** Work to complete **
Return only the number of lines in the entries below that hold the word "avis".

[Dataset records]
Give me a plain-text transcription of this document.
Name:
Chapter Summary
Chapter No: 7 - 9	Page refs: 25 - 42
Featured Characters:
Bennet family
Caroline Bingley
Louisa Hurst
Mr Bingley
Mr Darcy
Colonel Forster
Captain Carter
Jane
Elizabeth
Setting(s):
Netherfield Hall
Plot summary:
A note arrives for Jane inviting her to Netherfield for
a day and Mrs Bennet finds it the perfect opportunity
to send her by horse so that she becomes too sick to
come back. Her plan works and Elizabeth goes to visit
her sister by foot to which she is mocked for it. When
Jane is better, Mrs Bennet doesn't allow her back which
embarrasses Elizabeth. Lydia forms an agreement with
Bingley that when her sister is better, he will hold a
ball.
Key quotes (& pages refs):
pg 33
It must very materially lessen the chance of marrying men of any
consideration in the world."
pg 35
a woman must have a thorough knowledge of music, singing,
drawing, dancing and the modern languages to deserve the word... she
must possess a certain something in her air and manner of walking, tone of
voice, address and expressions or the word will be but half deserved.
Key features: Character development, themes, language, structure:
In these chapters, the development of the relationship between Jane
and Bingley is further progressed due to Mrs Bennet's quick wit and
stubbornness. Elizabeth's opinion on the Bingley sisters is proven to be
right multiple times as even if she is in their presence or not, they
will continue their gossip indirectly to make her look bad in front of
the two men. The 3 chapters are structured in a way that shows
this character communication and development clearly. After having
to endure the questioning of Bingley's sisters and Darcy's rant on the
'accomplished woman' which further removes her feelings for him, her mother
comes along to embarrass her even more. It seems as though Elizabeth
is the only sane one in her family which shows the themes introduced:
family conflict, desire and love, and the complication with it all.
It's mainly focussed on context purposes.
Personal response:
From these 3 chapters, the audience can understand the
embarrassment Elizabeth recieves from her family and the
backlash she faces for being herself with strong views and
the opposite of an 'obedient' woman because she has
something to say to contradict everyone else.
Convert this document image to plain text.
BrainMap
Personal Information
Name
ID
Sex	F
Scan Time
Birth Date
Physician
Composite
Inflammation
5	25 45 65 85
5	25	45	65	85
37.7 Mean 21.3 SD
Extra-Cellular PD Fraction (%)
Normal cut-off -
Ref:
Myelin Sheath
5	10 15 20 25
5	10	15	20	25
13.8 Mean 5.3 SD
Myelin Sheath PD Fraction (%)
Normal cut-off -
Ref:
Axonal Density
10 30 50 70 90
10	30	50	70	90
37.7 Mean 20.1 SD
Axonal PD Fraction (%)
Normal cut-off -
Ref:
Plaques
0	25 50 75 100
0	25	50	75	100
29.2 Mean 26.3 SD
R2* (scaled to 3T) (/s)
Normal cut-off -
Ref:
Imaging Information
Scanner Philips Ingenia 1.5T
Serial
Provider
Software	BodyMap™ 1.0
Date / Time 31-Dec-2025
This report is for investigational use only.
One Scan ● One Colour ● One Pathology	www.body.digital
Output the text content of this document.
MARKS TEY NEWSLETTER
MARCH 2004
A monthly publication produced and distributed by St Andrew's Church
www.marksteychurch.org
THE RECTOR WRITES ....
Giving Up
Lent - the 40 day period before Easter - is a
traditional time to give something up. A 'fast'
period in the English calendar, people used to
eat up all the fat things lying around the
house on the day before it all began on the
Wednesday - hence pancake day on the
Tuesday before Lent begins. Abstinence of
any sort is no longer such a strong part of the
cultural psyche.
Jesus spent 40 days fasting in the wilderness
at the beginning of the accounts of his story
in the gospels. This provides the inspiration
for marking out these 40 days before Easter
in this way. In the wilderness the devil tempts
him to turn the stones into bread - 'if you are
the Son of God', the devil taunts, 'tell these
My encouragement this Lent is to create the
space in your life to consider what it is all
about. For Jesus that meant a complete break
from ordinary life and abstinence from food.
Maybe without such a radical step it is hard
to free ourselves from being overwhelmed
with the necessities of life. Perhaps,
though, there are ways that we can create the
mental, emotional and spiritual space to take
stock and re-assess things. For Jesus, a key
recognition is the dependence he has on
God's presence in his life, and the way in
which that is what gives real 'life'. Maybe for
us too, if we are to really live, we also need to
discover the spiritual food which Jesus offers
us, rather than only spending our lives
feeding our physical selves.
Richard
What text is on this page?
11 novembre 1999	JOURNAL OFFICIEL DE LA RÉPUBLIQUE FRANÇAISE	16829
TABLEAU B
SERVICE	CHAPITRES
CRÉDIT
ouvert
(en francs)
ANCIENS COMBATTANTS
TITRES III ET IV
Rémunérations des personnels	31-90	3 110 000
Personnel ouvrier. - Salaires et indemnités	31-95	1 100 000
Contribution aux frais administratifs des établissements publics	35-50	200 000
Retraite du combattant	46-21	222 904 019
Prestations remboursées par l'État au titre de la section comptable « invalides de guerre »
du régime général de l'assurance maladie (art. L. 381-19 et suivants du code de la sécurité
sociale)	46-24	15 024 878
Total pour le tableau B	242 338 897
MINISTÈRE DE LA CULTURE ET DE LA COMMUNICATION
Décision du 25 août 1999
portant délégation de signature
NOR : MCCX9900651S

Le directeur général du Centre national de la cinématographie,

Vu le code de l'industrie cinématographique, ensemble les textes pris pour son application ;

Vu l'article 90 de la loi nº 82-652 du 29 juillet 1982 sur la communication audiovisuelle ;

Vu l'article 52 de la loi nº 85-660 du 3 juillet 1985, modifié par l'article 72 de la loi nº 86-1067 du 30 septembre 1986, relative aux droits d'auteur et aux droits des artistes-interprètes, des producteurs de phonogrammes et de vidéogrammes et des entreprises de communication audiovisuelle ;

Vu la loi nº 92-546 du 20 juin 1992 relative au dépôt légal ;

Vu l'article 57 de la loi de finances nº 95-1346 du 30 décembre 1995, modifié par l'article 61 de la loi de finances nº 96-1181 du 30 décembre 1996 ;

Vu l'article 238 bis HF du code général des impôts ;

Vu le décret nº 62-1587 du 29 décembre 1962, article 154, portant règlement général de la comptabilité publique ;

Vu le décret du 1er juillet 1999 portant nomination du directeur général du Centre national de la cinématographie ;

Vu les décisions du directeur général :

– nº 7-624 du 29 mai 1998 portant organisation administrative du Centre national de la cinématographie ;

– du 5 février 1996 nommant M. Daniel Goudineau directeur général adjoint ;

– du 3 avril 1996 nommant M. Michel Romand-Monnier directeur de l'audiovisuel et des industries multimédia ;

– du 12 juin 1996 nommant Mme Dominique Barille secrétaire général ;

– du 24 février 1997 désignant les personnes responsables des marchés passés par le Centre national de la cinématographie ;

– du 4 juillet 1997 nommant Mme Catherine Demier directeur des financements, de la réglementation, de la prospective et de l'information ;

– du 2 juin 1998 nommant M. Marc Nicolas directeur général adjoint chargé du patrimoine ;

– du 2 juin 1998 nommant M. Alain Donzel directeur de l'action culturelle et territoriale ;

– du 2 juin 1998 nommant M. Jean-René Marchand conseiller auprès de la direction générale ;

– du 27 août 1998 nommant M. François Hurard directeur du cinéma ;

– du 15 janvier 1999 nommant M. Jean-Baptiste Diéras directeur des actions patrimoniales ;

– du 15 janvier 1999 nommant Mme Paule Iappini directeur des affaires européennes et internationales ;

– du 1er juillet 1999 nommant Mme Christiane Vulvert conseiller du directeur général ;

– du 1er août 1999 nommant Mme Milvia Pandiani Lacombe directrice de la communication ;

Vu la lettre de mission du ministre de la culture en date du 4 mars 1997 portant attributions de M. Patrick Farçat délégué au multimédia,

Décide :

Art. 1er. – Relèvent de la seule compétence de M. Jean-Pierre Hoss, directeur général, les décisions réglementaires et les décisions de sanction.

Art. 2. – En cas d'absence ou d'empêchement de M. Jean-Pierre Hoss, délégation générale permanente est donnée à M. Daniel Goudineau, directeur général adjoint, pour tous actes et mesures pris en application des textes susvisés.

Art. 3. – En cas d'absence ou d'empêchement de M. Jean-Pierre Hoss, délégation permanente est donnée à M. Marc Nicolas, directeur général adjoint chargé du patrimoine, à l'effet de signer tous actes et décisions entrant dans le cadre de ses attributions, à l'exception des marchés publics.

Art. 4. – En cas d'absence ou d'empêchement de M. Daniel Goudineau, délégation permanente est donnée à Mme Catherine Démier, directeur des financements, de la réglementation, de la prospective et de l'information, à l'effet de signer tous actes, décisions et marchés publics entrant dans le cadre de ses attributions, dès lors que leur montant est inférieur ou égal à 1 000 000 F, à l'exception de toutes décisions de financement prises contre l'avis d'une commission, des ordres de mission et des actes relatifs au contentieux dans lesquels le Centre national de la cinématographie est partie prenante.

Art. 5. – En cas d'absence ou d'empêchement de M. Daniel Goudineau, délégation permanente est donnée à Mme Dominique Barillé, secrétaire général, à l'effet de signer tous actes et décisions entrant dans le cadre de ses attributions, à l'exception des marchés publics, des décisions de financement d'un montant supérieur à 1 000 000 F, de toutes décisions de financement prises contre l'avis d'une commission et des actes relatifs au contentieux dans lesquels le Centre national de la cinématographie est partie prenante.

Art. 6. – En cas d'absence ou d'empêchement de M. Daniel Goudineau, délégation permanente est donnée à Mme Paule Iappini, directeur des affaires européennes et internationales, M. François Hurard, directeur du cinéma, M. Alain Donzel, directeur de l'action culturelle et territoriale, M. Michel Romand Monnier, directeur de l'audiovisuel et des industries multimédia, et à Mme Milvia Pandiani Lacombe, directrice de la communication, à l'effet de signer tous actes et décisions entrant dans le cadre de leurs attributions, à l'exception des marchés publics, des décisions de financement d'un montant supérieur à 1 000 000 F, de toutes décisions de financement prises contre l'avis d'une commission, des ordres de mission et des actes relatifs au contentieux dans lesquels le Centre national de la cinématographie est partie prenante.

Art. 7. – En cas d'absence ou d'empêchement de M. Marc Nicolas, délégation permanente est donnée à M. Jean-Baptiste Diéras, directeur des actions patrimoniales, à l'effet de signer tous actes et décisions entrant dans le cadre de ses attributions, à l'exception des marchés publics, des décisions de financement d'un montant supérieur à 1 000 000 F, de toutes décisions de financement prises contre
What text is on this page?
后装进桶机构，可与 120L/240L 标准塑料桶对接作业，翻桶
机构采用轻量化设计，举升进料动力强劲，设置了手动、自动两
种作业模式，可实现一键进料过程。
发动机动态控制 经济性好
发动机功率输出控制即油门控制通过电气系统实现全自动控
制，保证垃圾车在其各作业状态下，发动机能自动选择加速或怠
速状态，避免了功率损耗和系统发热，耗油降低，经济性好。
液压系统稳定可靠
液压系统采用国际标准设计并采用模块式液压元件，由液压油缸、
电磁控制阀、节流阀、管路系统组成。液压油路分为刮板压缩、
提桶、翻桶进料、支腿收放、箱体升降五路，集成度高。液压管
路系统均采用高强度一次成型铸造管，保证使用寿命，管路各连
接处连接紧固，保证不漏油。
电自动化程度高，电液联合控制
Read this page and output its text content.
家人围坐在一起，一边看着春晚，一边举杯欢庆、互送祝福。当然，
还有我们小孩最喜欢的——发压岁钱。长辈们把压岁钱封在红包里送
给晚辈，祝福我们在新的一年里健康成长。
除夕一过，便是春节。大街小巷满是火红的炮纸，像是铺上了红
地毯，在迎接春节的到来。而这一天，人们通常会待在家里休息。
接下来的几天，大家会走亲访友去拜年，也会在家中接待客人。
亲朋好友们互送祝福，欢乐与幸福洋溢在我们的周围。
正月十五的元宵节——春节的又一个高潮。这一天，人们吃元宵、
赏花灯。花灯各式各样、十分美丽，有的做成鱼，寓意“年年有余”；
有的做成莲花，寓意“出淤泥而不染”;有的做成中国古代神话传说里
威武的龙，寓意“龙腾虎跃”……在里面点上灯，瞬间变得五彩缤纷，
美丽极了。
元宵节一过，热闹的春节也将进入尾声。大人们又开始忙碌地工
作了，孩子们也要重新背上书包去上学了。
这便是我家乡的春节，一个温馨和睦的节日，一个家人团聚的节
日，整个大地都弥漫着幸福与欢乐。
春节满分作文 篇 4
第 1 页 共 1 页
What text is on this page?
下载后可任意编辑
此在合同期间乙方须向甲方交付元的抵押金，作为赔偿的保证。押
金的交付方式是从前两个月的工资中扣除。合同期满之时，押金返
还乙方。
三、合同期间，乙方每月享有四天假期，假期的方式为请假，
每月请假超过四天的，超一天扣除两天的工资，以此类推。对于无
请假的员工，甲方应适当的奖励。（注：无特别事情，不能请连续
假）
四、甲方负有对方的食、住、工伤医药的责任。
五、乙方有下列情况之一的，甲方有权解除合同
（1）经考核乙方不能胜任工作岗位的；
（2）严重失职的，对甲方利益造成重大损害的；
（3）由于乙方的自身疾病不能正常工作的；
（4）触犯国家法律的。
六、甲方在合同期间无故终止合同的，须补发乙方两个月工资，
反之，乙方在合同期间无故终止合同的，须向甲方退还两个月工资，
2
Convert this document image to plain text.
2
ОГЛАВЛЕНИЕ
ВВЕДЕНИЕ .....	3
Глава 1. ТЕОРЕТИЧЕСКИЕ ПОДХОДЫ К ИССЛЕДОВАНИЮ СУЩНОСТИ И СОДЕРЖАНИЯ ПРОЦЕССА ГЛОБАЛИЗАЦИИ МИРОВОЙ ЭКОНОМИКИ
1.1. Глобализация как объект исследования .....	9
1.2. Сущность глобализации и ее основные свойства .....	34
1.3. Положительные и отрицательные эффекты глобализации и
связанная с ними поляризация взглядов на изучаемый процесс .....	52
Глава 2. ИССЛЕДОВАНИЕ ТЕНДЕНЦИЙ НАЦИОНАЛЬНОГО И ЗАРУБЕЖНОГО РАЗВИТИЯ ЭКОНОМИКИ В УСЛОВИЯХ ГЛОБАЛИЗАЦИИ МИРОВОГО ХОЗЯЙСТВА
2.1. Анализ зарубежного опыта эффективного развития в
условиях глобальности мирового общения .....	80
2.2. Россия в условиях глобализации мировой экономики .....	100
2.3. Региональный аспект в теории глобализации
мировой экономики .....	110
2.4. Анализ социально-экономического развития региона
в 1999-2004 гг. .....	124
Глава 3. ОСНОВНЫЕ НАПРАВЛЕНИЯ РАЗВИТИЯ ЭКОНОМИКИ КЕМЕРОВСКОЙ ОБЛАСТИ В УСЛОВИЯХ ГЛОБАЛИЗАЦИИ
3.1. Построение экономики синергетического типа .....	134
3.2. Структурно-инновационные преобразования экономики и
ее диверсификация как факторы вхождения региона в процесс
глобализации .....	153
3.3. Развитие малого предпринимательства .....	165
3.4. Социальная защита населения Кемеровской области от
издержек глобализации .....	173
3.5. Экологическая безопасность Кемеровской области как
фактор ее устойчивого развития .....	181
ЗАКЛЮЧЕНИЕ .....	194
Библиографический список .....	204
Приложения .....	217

** Complete answer **
3